TASK PROMPT:
Can you rewrite the records from the start through the line containing "Ellipse shape [191,78,235,118]", changing every "Bar" to "Rectangle" and keeping everything else the same?
— START INPUT —
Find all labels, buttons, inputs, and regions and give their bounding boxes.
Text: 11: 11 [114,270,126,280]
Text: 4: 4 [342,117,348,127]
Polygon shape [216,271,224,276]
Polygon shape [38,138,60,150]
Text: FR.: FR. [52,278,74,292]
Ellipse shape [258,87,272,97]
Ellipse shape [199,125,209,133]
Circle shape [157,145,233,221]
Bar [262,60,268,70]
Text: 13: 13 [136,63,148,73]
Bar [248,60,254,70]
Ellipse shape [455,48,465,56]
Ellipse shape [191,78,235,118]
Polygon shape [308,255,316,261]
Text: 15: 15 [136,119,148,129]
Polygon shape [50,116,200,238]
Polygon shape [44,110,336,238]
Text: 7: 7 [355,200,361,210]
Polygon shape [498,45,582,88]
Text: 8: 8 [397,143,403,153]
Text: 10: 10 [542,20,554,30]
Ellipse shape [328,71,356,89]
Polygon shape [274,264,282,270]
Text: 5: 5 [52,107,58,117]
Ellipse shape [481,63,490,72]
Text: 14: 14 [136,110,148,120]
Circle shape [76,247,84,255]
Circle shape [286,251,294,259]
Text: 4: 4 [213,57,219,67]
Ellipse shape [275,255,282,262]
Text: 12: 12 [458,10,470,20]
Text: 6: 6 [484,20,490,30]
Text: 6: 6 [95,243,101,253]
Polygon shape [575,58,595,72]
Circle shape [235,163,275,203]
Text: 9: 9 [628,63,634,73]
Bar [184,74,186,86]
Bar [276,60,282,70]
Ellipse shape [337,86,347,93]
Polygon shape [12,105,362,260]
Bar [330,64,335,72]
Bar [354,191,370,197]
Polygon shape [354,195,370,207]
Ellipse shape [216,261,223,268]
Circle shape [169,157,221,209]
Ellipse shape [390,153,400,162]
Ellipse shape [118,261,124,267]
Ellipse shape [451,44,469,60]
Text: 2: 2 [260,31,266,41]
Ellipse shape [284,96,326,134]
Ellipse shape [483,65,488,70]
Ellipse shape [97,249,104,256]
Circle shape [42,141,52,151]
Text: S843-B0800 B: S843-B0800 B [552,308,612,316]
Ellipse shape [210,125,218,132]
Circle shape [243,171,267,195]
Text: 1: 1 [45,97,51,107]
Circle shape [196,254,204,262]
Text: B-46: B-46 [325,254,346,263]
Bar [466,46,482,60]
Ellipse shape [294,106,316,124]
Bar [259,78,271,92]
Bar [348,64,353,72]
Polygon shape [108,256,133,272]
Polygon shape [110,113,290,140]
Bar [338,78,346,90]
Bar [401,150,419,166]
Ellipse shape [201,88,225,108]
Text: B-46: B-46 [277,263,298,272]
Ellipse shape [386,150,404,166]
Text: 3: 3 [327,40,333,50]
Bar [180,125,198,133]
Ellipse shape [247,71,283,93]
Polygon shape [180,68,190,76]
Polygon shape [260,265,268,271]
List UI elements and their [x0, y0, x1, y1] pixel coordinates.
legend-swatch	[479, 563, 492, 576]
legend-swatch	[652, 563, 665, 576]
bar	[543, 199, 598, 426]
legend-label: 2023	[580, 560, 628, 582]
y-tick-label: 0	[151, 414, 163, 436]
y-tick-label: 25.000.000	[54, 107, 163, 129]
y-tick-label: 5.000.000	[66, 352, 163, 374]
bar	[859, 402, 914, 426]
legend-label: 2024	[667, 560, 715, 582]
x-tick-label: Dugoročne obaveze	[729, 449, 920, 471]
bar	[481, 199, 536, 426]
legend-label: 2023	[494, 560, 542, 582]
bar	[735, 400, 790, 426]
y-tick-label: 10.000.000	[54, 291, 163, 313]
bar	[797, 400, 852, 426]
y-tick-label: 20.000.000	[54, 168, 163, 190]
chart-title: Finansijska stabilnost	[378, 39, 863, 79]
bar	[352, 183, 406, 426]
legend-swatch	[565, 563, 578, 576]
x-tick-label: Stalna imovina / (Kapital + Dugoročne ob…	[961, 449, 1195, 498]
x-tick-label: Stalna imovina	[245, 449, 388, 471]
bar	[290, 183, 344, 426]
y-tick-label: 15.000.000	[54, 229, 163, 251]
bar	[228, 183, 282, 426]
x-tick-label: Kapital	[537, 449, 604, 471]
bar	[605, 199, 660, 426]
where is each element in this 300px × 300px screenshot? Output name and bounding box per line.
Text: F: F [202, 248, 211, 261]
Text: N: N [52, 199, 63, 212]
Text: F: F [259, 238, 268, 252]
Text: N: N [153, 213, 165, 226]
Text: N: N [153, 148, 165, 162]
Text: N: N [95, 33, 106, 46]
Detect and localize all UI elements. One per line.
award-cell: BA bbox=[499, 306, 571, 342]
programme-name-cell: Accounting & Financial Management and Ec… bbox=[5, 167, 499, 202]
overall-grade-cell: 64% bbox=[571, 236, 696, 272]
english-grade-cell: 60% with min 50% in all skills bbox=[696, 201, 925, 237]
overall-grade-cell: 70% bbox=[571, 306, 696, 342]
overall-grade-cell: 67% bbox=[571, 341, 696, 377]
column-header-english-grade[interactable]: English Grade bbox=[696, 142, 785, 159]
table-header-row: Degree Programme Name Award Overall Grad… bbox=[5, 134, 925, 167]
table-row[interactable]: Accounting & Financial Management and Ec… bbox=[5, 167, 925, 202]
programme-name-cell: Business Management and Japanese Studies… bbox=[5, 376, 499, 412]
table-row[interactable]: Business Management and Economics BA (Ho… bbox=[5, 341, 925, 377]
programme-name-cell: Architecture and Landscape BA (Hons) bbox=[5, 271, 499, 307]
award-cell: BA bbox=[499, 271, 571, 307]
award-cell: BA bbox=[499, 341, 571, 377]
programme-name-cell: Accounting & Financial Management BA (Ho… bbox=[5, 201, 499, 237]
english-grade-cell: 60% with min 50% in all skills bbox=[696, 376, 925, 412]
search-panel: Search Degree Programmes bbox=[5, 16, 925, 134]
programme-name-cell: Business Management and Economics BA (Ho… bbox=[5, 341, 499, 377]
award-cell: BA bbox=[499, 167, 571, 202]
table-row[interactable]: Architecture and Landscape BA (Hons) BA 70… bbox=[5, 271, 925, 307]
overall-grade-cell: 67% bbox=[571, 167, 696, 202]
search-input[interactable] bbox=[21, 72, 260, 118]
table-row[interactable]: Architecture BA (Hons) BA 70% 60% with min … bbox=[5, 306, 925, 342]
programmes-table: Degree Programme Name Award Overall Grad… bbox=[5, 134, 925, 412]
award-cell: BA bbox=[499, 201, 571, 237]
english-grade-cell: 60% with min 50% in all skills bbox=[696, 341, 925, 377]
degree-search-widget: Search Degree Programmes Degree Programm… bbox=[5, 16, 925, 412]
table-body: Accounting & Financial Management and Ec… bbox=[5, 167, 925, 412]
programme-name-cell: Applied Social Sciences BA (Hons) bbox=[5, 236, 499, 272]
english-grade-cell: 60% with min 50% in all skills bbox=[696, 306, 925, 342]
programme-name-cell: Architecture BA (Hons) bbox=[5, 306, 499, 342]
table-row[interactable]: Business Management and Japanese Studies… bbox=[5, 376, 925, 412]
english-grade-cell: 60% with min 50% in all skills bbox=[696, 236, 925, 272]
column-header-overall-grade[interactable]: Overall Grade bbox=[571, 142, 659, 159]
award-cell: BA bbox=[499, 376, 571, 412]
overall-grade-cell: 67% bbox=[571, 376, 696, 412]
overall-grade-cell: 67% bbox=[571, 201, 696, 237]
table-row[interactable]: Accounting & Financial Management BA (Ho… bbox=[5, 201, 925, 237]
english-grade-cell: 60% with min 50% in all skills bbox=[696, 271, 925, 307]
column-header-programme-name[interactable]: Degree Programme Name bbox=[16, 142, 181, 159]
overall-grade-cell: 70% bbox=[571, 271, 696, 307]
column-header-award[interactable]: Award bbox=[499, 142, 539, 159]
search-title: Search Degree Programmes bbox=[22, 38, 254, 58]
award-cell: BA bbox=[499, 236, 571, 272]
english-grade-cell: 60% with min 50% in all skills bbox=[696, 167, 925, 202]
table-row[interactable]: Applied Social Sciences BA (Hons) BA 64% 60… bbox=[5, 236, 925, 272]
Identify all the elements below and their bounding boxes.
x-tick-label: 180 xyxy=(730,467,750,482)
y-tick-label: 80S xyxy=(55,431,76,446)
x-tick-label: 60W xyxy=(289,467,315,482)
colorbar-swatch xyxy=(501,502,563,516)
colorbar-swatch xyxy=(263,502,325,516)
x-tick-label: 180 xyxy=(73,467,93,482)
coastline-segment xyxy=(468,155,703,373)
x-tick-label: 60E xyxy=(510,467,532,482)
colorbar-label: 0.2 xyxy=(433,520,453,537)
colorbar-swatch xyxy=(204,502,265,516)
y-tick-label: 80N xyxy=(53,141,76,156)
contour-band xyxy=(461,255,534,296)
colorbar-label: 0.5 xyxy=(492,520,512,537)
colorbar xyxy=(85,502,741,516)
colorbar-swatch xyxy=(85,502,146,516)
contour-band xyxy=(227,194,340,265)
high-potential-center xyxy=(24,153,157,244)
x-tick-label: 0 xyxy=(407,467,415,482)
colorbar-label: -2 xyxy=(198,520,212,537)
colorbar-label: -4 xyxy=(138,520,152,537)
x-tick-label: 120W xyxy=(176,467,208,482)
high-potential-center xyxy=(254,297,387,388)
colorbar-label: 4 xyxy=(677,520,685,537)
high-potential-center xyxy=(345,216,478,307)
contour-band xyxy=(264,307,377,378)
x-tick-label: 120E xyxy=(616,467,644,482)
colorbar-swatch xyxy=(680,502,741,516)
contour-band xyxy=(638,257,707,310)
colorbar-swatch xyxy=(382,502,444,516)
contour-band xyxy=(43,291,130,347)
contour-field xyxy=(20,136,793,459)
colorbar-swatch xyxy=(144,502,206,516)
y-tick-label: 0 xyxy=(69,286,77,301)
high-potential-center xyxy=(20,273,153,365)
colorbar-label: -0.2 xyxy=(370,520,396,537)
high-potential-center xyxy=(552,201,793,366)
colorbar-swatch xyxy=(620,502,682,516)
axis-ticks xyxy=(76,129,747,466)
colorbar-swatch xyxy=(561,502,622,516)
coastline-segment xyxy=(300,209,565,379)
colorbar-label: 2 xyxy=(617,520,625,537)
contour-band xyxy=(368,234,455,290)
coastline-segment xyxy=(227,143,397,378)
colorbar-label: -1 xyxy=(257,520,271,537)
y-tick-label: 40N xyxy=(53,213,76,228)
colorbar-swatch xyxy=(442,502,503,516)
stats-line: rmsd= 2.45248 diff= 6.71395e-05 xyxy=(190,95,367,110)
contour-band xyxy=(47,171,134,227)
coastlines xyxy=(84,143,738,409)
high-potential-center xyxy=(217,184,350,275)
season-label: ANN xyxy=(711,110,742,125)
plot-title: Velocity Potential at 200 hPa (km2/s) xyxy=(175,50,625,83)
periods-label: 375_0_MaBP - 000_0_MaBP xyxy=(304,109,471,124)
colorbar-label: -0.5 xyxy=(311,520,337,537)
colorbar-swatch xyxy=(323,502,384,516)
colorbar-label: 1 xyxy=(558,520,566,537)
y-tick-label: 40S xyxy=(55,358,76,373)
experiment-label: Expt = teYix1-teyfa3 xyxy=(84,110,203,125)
— END INPUT —
RESULT BELOW:
Find all labels, buttons, inputs, and regions and give their bounding boxes.
Text: 11: 11 [114,270,126,280]
Text: 4: 4 [342,117,348,127]
Polygon shape [216,271,224,276]
Polygon shape [38,138,60,150]
Text: FR.: FR. [52,278,74,292]
Ellipse shape [258,87,272,97]
Ellipse shape [199,125,209,133]
Circle shape [157,145,233,221]
Rectangle [262,60,268,70]
Text: 13: 13 [136,63,148,73]
Rectangle [248,60,254,70]
Ellipse shape [455,48,465,56]
Ellipse shape [191,78,235,118]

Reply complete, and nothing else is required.